**Set task**
Reproduce the data in its entirety, exactly as supplied.

**Data shown**
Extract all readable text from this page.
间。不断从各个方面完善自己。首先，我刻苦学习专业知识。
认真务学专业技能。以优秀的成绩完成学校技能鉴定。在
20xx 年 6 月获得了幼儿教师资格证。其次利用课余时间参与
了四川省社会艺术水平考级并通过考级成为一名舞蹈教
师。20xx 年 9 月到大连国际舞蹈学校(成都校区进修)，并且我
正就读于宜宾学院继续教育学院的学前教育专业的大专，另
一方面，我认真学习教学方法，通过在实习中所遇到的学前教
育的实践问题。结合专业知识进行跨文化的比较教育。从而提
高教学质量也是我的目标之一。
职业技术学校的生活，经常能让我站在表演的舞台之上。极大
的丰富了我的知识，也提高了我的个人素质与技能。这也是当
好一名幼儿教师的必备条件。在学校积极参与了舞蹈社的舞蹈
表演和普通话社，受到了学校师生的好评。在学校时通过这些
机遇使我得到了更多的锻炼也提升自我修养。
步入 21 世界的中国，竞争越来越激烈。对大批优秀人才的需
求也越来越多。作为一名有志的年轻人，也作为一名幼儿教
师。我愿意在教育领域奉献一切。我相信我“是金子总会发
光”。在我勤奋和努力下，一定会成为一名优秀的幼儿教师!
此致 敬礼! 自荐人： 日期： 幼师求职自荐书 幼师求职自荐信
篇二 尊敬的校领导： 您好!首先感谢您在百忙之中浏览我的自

**Response below**
Extract all readable text from this page.
间。不断从各个方面完善自己。首先，我刻苦学习专业知识。
认真务学专业技能。以优秀的成绩完成学校技能鉴定。在
20xx 年 6 月获得了幼儿教师资格证。其次利用课余时间参与
了四川省社会艺术水平考级并通过考级成为一名舞蹈教
师。20xx 年 9 月到大连国际舞蹈学校(成都校区进修)，并且我
正就读于宜宾学院继续教育学院的学前教育专业的大专，另
一方面，我认真学习教学方法，通过在实习中所遇到的学前教
育的实践问题。结合专业知识进行跨文化的比较教育。从而提
高教学质量也是我的目标之一。
职业技术学校的生活，经常能让我站在表演的舞台之上。极大
的丰富了我的知识，也提高了我的个人素质与技能。这也是当
好一名幼儿教师的必备条件。在学校积极参与了舞蹈社的舞蹈
表演和普通话社，受到了学校师生的好评。在学校时通过这些
机遇使我得到了更多的锻炼也提升自我修养。
步入 21 世界的中国，竞争越来越激烈。对大批优秀人才的需
求也越来越多。作为一名有志的年轻人，也作为一名幼儿教
师。我愿意在教育领域奉献一切。我相信我“是金子总会发
光”。在我勤奋和努力下，一定会成为一名优秀的幼儿教师!
此致 敬礼! 自荐人： 日期： 幼师求职自荐书 幼师求职自荐信
篇二 尊敬的校领导： 您好!首先感谢您在百忙之中浏览我的自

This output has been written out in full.